** Opening Data under study block **

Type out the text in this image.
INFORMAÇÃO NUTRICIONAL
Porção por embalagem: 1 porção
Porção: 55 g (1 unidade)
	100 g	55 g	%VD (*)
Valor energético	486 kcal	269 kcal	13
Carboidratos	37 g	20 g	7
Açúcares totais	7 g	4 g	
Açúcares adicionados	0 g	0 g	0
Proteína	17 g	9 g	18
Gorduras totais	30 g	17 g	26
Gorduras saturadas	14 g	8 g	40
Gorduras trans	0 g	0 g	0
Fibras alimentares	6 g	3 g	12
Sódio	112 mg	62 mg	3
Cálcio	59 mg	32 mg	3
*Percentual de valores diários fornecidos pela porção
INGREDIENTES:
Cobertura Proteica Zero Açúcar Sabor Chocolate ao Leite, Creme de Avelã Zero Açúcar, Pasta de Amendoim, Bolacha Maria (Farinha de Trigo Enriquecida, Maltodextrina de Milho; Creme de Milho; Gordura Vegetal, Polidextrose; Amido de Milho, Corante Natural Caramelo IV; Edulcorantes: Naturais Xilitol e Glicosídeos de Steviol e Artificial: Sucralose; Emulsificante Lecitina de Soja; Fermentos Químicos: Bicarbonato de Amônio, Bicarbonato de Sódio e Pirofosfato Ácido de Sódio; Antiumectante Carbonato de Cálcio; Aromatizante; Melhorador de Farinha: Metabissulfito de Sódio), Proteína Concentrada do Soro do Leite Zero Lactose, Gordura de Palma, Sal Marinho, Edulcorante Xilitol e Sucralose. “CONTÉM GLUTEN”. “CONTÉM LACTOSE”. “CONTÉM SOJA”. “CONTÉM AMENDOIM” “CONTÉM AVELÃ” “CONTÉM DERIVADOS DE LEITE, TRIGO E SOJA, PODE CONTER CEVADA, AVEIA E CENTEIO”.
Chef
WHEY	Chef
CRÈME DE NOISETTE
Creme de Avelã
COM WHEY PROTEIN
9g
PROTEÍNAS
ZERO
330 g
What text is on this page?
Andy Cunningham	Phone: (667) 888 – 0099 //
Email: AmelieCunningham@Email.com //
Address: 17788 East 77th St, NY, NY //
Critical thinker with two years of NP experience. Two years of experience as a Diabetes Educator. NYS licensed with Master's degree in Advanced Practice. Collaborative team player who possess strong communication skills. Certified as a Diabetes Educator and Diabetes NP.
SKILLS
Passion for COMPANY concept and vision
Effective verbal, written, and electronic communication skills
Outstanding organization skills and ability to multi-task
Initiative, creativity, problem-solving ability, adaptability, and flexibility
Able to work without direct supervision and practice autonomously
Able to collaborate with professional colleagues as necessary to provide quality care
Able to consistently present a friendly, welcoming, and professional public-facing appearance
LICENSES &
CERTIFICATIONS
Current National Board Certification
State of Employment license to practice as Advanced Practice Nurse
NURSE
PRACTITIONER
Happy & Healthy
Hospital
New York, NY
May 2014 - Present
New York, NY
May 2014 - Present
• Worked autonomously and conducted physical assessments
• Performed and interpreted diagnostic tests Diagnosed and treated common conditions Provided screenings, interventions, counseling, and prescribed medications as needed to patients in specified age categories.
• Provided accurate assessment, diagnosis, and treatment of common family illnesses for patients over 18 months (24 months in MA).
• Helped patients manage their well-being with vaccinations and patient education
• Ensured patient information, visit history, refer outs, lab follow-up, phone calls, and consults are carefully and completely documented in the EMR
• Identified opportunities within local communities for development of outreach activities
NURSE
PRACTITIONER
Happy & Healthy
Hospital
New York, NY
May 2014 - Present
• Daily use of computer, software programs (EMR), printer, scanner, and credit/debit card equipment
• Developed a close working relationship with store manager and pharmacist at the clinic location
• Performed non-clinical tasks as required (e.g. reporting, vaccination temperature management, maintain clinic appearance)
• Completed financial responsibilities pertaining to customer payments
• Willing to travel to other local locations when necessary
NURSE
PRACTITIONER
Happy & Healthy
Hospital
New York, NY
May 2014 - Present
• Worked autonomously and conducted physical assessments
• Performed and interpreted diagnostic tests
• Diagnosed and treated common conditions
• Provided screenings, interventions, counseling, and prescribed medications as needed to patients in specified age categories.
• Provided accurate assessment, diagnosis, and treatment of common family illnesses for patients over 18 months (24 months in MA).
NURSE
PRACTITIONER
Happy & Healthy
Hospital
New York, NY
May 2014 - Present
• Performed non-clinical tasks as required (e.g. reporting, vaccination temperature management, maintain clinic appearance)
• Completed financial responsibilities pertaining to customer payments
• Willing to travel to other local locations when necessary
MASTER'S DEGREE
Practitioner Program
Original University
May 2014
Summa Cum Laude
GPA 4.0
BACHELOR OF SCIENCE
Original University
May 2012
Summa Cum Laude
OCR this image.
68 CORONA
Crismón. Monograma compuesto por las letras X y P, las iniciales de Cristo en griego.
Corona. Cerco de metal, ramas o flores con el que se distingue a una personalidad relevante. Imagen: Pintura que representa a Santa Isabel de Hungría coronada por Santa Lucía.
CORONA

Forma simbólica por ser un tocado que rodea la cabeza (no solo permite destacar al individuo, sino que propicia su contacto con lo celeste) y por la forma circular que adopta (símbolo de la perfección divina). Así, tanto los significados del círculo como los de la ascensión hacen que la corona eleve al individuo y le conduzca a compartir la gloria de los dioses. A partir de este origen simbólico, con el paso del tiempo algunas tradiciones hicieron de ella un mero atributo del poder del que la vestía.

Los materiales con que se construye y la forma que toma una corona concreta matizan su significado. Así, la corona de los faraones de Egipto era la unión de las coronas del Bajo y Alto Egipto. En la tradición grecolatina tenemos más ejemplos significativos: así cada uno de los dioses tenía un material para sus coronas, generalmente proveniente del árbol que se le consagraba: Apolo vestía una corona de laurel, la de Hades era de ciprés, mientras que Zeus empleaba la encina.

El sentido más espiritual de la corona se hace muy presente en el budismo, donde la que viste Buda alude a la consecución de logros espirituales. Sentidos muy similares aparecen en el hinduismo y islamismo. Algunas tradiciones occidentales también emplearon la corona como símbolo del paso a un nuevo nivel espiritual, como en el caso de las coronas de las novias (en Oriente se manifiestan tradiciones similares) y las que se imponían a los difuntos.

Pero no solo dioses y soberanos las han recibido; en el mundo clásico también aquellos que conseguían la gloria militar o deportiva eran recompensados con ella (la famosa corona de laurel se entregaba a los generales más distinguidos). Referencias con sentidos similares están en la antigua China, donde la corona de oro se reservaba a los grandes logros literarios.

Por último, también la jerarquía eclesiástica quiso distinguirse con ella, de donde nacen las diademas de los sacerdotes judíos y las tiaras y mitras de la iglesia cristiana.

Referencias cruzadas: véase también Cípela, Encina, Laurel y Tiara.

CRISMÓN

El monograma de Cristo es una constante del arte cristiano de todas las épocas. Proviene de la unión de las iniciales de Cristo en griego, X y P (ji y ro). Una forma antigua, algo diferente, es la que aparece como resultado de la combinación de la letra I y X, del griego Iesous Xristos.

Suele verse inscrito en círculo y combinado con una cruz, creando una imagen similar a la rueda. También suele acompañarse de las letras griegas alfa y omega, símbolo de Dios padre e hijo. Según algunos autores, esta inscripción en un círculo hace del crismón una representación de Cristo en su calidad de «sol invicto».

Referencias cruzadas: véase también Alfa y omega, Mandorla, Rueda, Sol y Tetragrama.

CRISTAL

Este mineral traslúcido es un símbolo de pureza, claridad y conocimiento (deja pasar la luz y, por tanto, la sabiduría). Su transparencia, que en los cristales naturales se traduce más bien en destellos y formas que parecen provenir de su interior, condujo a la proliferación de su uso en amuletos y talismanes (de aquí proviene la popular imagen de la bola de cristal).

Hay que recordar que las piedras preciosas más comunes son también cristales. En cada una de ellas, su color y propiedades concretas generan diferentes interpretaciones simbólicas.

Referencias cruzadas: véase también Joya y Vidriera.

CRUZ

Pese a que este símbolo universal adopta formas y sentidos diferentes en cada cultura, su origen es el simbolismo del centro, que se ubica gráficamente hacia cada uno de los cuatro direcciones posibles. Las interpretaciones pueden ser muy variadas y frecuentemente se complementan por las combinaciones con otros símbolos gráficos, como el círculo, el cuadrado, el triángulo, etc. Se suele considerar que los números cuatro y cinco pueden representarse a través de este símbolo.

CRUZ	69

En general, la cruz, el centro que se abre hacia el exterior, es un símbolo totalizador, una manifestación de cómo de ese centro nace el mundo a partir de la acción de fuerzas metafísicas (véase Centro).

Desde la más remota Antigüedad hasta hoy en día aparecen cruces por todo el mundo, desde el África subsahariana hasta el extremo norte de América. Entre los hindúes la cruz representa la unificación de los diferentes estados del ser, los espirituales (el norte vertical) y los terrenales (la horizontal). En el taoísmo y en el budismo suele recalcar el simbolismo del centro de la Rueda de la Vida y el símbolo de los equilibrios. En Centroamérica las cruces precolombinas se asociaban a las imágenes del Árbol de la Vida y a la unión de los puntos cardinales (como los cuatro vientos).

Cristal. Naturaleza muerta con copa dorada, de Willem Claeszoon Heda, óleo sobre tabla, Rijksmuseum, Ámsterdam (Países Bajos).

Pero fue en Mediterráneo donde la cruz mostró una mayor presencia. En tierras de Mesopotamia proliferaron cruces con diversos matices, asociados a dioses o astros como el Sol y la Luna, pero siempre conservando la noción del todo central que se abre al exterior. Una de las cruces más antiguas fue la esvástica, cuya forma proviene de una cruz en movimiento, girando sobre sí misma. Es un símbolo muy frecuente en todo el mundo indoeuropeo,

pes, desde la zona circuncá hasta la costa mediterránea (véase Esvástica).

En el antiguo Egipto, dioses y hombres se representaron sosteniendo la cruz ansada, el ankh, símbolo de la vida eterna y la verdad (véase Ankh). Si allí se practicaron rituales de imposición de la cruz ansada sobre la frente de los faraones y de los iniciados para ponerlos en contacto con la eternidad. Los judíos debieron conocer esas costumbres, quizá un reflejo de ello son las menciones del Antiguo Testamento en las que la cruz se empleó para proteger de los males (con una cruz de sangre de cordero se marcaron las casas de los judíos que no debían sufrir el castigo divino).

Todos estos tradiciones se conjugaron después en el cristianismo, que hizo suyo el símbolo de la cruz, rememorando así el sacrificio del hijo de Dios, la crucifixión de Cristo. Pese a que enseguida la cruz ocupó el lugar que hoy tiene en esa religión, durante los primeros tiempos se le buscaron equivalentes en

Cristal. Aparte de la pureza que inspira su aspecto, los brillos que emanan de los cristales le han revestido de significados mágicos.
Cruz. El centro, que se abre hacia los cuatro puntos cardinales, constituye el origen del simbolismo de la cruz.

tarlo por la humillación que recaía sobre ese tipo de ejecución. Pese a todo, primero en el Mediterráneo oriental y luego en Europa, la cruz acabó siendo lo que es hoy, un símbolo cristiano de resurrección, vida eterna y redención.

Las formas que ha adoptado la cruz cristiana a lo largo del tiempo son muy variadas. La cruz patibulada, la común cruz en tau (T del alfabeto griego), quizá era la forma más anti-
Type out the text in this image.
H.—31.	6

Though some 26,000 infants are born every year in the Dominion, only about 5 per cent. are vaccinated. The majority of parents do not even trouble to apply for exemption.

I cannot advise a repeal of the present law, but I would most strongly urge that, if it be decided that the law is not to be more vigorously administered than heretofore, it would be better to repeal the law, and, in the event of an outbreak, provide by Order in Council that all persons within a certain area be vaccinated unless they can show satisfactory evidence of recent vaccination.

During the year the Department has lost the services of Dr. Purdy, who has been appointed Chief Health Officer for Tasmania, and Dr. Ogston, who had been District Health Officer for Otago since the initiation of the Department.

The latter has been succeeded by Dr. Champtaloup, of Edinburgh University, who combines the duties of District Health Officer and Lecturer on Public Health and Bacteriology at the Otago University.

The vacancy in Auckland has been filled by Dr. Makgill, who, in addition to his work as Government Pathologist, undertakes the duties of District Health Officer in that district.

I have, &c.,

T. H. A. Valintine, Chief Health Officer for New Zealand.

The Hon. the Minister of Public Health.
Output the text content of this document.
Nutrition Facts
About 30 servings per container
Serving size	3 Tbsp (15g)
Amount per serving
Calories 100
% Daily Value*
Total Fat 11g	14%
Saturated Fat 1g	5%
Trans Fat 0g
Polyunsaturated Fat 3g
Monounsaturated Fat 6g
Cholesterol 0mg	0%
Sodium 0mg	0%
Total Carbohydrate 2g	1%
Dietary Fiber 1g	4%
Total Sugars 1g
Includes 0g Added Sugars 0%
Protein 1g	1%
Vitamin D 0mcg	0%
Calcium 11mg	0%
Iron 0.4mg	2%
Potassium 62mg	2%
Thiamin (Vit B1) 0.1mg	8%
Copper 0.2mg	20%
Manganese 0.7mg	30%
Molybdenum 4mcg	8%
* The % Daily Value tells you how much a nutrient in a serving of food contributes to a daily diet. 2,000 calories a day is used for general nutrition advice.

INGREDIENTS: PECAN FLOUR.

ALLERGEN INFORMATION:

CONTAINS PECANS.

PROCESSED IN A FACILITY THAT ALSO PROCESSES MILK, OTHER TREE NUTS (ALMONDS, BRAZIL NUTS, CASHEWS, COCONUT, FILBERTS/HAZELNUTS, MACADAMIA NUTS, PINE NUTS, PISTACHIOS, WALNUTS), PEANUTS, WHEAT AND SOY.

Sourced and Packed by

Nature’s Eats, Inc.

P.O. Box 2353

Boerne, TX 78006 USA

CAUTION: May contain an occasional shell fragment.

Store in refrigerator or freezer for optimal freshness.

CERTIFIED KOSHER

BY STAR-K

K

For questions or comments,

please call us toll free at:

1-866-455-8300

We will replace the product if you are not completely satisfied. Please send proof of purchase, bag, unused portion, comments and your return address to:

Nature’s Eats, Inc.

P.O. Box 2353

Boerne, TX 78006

** Closing Data under study block **

Which lines in the listing have the string "comments"? Pick them out and copy them.

*Answer space*:
For questions or comments,
We will replace the product if you are not completely satisfied. Please send proof of purchase, bag, unused portion, comments and your return address to:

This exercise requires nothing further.